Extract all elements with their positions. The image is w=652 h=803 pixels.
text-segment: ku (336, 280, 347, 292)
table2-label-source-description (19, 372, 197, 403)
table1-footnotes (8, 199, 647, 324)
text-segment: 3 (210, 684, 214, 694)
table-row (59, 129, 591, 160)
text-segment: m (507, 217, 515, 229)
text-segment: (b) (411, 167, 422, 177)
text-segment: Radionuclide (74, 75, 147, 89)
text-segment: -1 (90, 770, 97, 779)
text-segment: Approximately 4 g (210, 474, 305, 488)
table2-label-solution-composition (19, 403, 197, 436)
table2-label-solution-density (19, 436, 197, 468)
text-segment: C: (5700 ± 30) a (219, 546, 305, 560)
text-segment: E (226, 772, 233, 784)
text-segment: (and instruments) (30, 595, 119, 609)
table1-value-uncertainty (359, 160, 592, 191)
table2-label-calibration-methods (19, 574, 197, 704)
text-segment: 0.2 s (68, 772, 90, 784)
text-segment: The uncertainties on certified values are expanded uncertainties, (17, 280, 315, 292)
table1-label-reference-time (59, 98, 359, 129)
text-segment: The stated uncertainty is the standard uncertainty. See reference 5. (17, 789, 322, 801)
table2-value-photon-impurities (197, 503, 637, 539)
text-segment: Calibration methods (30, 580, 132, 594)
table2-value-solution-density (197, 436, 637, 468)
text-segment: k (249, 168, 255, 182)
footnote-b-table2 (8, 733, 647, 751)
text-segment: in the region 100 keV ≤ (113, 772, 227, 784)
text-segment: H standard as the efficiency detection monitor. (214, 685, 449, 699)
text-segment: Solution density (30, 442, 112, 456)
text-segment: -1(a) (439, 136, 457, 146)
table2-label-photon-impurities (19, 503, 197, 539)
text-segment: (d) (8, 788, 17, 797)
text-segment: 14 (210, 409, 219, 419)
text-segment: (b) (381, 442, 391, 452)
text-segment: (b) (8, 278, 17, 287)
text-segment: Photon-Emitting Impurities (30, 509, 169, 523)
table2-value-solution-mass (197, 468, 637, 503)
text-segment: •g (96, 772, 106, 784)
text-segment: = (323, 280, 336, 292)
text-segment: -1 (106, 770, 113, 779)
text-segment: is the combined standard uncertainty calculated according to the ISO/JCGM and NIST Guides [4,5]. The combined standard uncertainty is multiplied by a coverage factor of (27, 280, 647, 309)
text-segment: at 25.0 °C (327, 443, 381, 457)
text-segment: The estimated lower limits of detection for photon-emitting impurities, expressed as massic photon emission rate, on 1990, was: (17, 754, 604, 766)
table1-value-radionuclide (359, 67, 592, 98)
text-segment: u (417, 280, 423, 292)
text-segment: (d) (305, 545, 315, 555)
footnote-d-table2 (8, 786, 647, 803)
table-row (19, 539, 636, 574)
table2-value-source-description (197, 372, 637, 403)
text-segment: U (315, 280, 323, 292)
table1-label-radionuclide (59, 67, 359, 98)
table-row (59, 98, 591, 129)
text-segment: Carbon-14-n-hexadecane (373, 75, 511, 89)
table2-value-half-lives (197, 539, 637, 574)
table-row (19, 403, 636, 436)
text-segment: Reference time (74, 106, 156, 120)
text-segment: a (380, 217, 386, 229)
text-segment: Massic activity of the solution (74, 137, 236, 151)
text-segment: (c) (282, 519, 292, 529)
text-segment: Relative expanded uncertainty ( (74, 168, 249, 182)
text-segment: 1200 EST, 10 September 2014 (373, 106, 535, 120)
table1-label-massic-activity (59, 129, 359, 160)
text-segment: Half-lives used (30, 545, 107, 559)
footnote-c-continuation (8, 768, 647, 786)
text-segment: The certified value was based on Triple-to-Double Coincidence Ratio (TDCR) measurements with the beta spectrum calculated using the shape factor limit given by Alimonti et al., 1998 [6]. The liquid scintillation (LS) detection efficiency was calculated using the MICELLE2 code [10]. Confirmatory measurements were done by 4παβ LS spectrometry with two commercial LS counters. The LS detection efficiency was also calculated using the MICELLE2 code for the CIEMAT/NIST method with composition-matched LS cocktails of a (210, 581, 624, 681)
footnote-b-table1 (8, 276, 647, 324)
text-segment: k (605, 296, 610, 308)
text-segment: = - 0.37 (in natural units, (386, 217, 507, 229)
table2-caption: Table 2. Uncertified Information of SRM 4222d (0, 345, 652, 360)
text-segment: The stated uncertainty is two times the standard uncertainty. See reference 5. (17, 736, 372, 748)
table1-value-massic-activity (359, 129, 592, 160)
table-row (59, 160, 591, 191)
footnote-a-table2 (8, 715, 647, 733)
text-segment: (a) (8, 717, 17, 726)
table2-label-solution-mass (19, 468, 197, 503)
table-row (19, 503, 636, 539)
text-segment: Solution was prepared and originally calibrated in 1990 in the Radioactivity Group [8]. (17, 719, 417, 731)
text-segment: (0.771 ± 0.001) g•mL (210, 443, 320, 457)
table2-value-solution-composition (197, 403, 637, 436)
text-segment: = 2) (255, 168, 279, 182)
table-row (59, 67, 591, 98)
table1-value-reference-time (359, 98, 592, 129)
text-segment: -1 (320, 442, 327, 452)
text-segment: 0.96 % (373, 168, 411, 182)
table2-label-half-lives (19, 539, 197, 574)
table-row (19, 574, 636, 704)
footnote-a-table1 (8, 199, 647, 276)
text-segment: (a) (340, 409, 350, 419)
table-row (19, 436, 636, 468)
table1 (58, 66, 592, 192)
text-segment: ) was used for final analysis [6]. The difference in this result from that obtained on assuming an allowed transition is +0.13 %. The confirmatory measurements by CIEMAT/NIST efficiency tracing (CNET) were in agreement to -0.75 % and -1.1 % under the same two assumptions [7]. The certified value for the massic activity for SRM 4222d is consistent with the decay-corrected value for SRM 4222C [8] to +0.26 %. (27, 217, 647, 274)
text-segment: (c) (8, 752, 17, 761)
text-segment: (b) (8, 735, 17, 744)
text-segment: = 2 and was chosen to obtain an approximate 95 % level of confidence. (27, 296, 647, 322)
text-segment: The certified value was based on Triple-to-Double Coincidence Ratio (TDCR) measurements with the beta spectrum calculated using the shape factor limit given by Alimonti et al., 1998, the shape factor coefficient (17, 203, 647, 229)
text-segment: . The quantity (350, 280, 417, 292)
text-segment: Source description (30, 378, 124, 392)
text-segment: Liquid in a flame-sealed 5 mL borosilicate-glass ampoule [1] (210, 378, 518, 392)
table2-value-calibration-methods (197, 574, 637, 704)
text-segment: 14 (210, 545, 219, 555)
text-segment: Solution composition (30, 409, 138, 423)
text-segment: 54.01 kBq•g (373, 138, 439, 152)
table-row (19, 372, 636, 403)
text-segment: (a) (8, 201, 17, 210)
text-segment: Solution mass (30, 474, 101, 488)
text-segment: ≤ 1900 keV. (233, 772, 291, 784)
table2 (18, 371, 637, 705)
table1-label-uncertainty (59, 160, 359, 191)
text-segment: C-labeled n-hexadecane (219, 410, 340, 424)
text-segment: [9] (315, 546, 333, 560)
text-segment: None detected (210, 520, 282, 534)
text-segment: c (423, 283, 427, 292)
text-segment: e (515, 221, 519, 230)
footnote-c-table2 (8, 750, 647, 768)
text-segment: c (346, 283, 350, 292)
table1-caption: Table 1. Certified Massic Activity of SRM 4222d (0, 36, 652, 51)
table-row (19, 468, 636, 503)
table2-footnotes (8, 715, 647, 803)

» **What you will do**
Copy every line of the listing above without any change.

» **Task response**
Extract all elements with their positions. The image is w=652 h=803 pixels.
text-segment: ku (336, 280, 347, 292)
table2-label-source-description (19, 372, 197, 403)
table1-footnotes (8, 199, 647, 324)
text-segment: 3 (210, 684, 214, 694)
table-row (59, 129, 591, 160)
text-segment: m (507, 217, 515, 229)
text-segment: (b) (411, 167, 422, 177)
text-segment: Radionuclide (74, 75, 147, 89)
text-segment: -1 (90, 770, 97, 779)
text-segment: Approximately 4 g (210, 474, 305, 488)
table2-label-solution-composition (19, 403, 197, 436)
table2-label-solution-density (19, 436, 197, 468)
text-segment: C: (5700 ± 30) a (219, 546, 305, 560)
text-segment: E (226, 772, 233, 784)
text-segment: (and instruments) (30, 595, 119, 609)
table1-value-uncertainty (359, 160, 592, 191)
table2-label-calibration-methods (19, 574, 197, 704)
text-segment: 0.2 s (68, 772, 90, 784)
text-segment: The uncertainties on certified values are expanded uncertainties, (17, 280, 315, 292)
table1-label-reference-time (59, 98, 359, 129)
text-segment: The stated uncertainty is the standard uncertainty. See reference 5. (17, 789, 322, 801)
table2-value-photon-impurities (197, 503, 637, 539)
text-segment: Calibration methods (30, 580, 132, 594)
table2-value-solution-density (197, 436, 637, 468)
text-segment: k (249, 168, 255, 182)
footnote-b-table2 (8, 733, 647, 751)
text-segment: in the region 100 keV ≤ (113, 772, 227, 784)
text-segment: H standard as the efficiency detection monitor. (214, 685, 449, 699)
text-segment: Solution density (30, 442, 112, 456)
text-segment: -1(a) (439, 136, 457, 146)
table2-label-photon-impurities (19, 503, 197, 539)
text-segment: (d) (8, 788, 17, 797)
text-segment: 14 (210, 409, 219, 419)
text-segment: (b) (381, 442, 391, 452)
text-segment: (b) (8, 278, 17, 287)
text-segment: Photon-Emitting Impurities (30, 509, 169, 523)
table2-value-solution-mass (197, 468, 637, 503)
text-segment: •g (96, 772, 106, 784)
text-segment: = (323, 280, 336, 292)
text-segment: -1 (106, 770, 113, 779)
text-segment: is the combined standard uncertainty calculated according to the ISO/JCGM and NIST Guides [4,5]. The combined standard uncertainty is multiplied by a coverage factor of (27, 280, 647, 309)
text-segment: at 25.0 °C (327, 443, 381, 457)
text-segment: The estimated lower limits of detection for photon-emitting impurities, expressed as massic photon emission rate, on 1990, was: (17, 754, 604, 766)
table1-value-radionuclide (359, 67, 592, 98)
text-segment: u (417, 280, 423, 292)
text-segment: (d) (305, 545, 315, 555)
footnote-d-table2 (8, 786, 647, 803)
table-row (19, 539, 636, 574)
table2-value-source-description (197, 372, 637, 403)
text-segment: U (315, 280, 323, 292)
table1-label-radionuclide (59, 67, 359, 98)
table-row (59, 98, 591, 129)
text-segment: Carbon-14-n-hexadecane (373, 75, 511, 89)
table2-value-half-lives (197, 539, 637, 574)
table-row (19, 403, 636, 436)
text-segment: Reference time (74, 106, 156, 120)
text-segment: a (380, 217, 386, 229)
text-segment: Massic activity of the solution (74, 137, 236, 151)
text-segment: (c) (282, 519, 292, 529)
text-segment: Relative expanded uncertainty ( (74, 168, 249, 182)
text-segment: 1200 EST, 10 September 2014 (373, 106, 535, 120)
table1-label-massic-activity (59, 129, 359, 160)
text-segment: Half-lives used (30, 545, 107, 559)
footnote-c-continuation (8, 768, 647, 786)
text-segment: The certified value was based on Triple-to-Double Coincidence Ratio (TDCR) measurements with the beta spectrum calculated using the shape factor limit given by Alimonti et al., 1998 [6]. The liquid scintillation (LS) detection efficiency was calculated using the MICELLE2 code [10]. Confirmatory measurements were done by 4παβ LS spectrometry with two commercial LS counters. The LS detection efficiency was also calculated using the MICELLE2 code for the CIEMAT/NIST method with composition-matched LS cocktails of a (210, 581, 624, 681)
footnote-b-table1 (8, 276, 647, 324)
text-segment: k (605, 296, 610, 308)
text-segment: = - 0.37 (in natural units, (386, 217, 507, 229)
table2-caption: Table 2. Uncertified Information of SRM 4222d (0, 345, 652, 360)
text-segment: The stated uncertainty is two times the standard uncertainty. See reference 5. (17, 736, 372, 748)
table1-value-massic-activity (359, 129, 592, 160)
table-row (59, 160, 591, 191)
footnote-a-table2 (8, 715, 647, 733)
text-segment: (a) (8, 717, 17, 726)
table2-label-solution-mass (19, 468, 197, 503)
table-row (19, 503, 636, 539)
text-segment: Solution was prepared and originally calibrated in 1990 in the Radioactivity Group [8]. (17, 719, 417, 731)
text-segment: (0.771 ± 0.001) g•mL (210, 443, 320, 457)
table2-value-solution-composition (197, 403, 637, 436)
text-segment: = 2) (255, 168, 279, 182)
table-row (59, 67, 591, 98)
table1-value-reference-time (359, 98, 592, 129)
text-segment: -1 (320, 442, 327, 452)
text-segment: 0.96 % (373, 168, 411, 182)
table2-label-half-lives (19, 539, 197, 574)
table-row (19, 574, 636, 704)
footnote-a-table1 (8, 199, 647, 276)
text-segment: (a) (340, 409, 350, 419)
table-row (19, 436, 636, 468)
table1 (58, 66, 592, 192)
text-segment: ) was used for final analysis [6]. The difference in this result from that obtained on assuming an allowed transition is +0.13 %. The confirmatory measurements by CIEMAT/NIST efficiency tracing (CNET) were in agreement to -0.75 % and -1.1 % under the same two assumptions [7]. The certified value for the massic activity for SRM 4222d is consistent with the decay-corrected value for SRM 4222C [8] to +0.26 %. (27, 217, 647, 274)
text-segment: (c) (8, 752, 17, 761)
text-segment: (b) (8, 735, 17, 744)
text-segment: = 2 and was chosen to obtain an approximate 95 % level of confidence. (27, 296, 647, 322)
text-segment: The certified value was based on Triple-to-Double Coincidence Ratio (TDCR) measurements with the beta spectrum calculated using the shape factor limit given by Alimonti et al., 1998, the shape factor coefficient (17, 203, 647, 229)
text-segment: . The quantity (350, 280, 417, 292)
text-segment: Source description (30, 378, 124, 392)
text-segment: Liquid in a flame-sealed 5 mL borosilicate-glass ampoule [1] (210, 378, 518, 392)
table2-value-calibration-methods (197, 574, 637, 704)
text-segment: 14 (210, 545, 219, 555)
text-segment: Solution composition (30, 409, 138, 423)
text-segment: 54.01 kBq•g (373, 138, 439, 152)
table-row (19, 372, 636, 403)
text-segment: (a) (8, 201, 17, 210)
text-segment: Solution mass (30, 474, 101, 488)
text-segment: ≤ 1900 keV. (233, 772, 291, 784)
table2 (18, 371, 637, 705)
table1-label-uncertainty (59, 160, 359, 191)
text-segment: C-labeled n-hexadecane (219, 410, 340, 424)
text-segment: [9] (315, 546, 333, 560)
text-segment: None detected (210, 520, 282, 534)
text-segment: c (423, 283, 427, 292)
text-segment: e (515, 221, 519, 230)
footnote-c-table2 (8, 750, 647, 768)
text-segment: c (346, 283, 350, 292)
table1-caption: Table 1. Certified Massic Activity of SRM 4222d (0, 36, 652, 51)
table-row (19, 468, 636, 503)
table2-footnotes (8, 715, 647, 803)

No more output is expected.